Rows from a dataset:
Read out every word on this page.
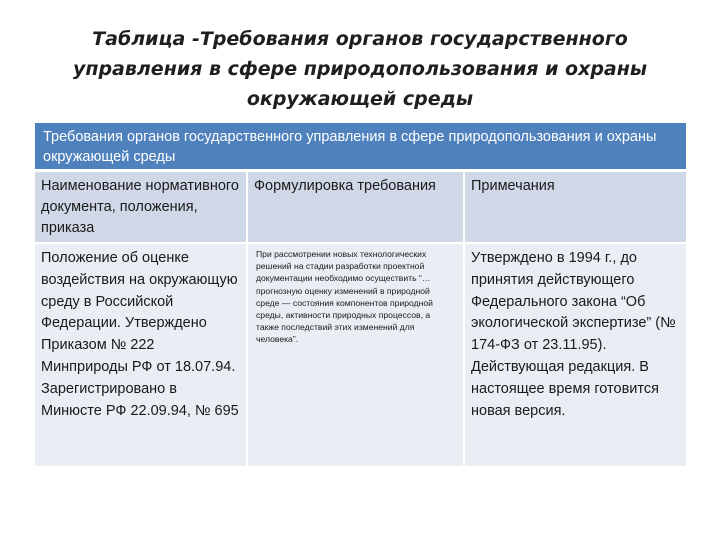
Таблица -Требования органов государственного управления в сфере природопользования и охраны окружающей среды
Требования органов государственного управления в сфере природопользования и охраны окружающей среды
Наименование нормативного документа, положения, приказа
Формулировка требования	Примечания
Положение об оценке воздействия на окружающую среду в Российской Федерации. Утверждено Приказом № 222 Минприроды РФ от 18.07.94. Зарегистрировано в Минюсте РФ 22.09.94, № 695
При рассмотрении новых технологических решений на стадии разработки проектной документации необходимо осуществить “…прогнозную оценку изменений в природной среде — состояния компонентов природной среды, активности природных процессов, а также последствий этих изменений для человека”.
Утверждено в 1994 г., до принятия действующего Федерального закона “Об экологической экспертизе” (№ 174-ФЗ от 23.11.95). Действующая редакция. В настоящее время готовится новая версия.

Directions for this task:
Search the data above for lines holding "сфере" and copy each of them.

In response:
Таблица -Требования органов государственного управления в сфере природопользования и охраны окружающей среды
Требования органов государственного управления в сфере природопользования и охраны окружающей среды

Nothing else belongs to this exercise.